### TO BE DONE
Copy every record word for word.

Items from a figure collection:
# # #

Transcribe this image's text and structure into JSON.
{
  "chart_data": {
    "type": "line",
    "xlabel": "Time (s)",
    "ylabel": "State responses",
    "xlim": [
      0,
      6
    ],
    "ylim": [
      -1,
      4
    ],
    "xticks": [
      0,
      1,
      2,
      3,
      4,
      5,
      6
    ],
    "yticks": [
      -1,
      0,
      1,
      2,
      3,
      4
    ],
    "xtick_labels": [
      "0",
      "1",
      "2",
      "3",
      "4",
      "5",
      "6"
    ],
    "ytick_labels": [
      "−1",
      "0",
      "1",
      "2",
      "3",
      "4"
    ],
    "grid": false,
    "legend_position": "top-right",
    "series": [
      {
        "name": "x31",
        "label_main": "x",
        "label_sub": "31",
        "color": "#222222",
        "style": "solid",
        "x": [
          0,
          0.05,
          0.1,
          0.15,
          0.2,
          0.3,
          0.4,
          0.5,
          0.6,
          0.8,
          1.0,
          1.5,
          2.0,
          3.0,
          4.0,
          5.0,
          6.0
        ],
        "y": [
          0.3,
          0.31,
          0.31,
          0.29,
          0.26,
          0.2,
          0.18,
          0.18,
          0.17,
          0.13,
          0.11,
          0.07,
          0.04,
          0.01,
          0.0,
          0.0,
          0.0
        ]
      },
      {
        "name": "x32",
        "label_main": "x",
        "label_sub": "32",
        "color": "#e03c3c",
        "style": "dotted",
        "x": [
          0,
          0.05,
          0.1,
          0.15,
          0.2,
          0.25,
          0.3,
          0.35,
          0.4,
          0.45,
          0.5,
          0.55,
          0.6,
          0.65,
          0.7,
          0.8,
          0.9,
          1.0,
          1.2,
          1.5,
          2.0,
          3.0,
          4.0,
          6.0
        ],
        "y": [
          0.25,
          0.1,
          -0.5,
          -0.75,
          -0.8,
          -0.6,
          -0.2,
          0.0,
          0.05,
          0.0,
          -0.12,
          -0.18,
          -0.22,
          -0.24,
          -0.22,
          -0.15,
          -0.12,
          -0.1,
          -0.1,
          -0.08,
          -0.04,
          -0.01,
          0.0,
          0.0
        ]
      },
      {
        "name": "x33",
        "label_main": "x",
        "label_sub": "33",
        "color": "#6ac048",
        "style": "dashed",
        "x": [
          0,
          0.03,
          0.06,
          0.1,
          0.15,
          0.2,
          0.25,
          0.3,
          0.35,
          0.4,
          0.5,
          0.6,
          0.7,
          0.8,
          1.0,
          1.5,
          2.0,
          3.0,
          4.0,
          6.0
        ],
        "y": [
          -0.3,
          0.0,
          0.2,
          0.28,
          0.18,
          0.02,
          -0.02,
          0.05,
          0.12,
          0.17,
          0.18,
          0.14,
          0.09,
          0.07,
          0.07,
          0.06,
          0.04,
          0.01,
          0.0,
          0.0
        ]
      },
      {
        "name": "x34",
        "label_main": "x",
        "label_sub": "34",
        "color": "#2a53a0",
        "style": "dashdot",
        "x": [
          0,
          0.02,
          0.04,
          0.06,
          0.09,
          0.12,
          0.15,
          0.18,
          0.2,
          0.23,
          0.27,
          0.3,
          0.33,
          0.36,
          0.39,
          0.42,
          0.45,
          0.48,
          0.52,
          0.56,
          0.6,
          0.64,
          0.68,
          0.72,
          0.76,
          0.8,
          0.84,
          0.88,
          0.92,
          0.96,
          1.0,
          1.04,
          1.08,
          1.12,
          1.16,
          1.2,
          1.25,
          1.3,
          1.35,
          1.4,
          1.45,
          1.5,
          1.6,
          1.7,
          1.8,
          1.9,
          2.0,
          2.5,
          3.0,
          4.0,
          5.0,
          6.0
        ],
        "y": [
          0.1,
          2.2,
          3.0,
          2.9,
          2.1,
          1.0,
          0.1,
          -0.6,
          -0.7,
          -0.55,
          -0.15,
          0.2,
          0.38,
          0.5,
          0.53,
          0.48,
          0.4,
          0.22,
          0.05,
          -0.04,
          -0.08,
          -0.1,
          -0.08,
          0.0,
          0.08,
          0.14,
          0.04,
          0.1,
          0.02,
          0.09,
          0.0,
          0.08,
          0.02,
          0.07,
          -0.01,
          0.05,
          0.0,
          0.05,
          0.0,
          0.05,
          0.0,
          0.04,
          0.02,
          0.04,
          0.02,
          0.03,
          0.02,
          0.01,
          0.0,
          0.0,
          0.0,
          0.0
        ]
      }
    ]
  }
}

# # #

### EXERCISE RESULT
Transcribe this image's text and structure into JSON.
{
  "chart_data": {
    "type": "line",
    "xlabel": "Time (s)",
    "ylabel": "State responses",
    "xlim": [
      0,
      6
    ],
    "ylim": [
      -1,
      4
    ],
    "xticks": [
      0,
      1,
      2,
      3,
      4,
      5,
      6
    ],
    "yticks": [
      -1,
      0,
      1,
      2,
      3,
      4
    ],
    "xtick_labels": [
      "0",
      "1",
      "2",
      "3",
      "4",
      "5",
      "6"
    ],
    "ytick_labels": [
      "−1",
      "0",
      "1",
      "2",
      "3",
      "4"
    ],
    "grid": false,
    "legend_position": "top-right",
    "series": [
      {
        "name": "x31",
        "label_main": "x",
        "label_sub": "31",
        "color": "#222222",
        "style": "solid",
        "x": [
          0,
          0.05,
          0.1,
          0.15,
          0.2,
          0.3,
          0.4,
          0.5,
          0.6,
          0.8,
          1.0,
          1.5,
          2.0,
          3.0,
          4.0,
          5.0,
          6.0
        ],
        "y": [
          0.3,
          0.31,
          0.31,
          0.29,
          0.26,
          0.2,
          0.18,
          0.18,
          0.17,
          0.13,
          0.11,
          0.07,
          0.04,
          0.01,
          0.0,
          0.0,
          0.0
        ]
      },
      {
        "name": "x32",
        "label_main": "x",
        "label_sub": "32",
        "color": "#e03c3c",
        "style": "dotted",
        "x": [
          0,
          0.05,
          0.1,
          0.15,
          0.2,
          0.25,
          0.3,
          0.35,
          0.4,
          0.45,
          0.5,
          0.55,
          0.6,
          0.65,
          0.7,
          0.8,
          0.9,
          1.0,
          1.2,
          1.5,
          2.0,
          3.0,
          4.0,
          6.0
        ],
        "y": [
          0.25,
          0.1,
          -0.5,
          -0.75,
          -0.8,
          -0.6,
          -0.2,
          0.0,
          0.05,
          0.0,
          -0.12,
          -0.18,
          -0.22,
          -0.24,
          -0.22,
          -0.15,
          -0.12,
          -0.1,
          -0.1,
          -0.08,
          -0.04,
          -0.01,
          0.0,
          0.0
        ]
      },
      {
        "name": "x33",
        "label_main": "x",
        "label_sub": "33",
        "color": "#6ac048",
        "style": "dashed",
        "x": [
          0,
          0.03,
          0.06,
          0.1,
          0.15,
          0.2,
          0.25,
          0.3,
          0.35,
          0.4,
          0.5,
          0.6,
          0.7,
          0.8,
          1.0,
          1.5,
          2.0,
          3.0,
          4.0,
          6.0
        ],
        "y": [
          -0.3,
          0.0,
          0.2,
          0.28,
          0.18,
          0.02,
          -0.02,
          0.05,
          0.12,
          0.17,
          0.18,
          0.14,
          0.09,
          0.07,
          0.07,
          0.06,
          0.04,
          0.01,
          0.0,
          0.0
        ]
      },
      {
        "name": "x34",
        "label_main": "x",
        "label_sub": "34",
        "color": "#2a53a0",
        "style": "dashdot",
        "x": [
          0,
          0.02,
          0.04,
          0.06,
          0.09,
          0.12,
          0.15,
          0.18,
          0.2,
          0.23,
          0.27,
          0.3,
          0.33,
          0.36,
          0.39,
          0.42,
          0.45,
          0.48,
          0.52,
          0.56,
          0.6,
          0.64,
          0.68,
          0.72,
          0.76,
          0.8,
          0.84,
          0.88,
          0.92,
          0.96,
          1.0,
          1.04,
          1.08,
          1.12,
          1.16,
          1.2,
          1.25,
          1.3,
          1.35,
          1.4,
          1.45,
          1.5,
          1.6,
          1.7,
          1.8,
          1.9,
          2.0,
          2.5,
          3.0,
          4.0,
          5.0,
          6.0
        ],
        "y": [
          0.1,
          2.2,
          3.0,
          2.9,
          2.1,
          1.0,
          0.1,
          -0.6,
          -0.7,
          -0.55,
          -0.15,
          0.2,
          0.38,
          0.5,
          0.53,
          0.48,
          0.4,
          0.22,
          0.05,
          -0.04,
          -0.08,
          -0.1,
          -0.08,
          0.0,
          0.08,
          0.14,
          0.04,
          0.1,
          0.02,
          0.09,
          0.0,
          0.08,
          0.02,
          0.07,
          -0.01,
          0.05,
          0.0,
          0.05,
          0.0,
          0.05,
          0.0,
          0.04,
          0.02,
          0.04,
          0.02,
          0.03,
          0.02,
          0.01,
          0.0,
          0.0,
          0.0,
          0.0
        ]
      }
    ]
  }
}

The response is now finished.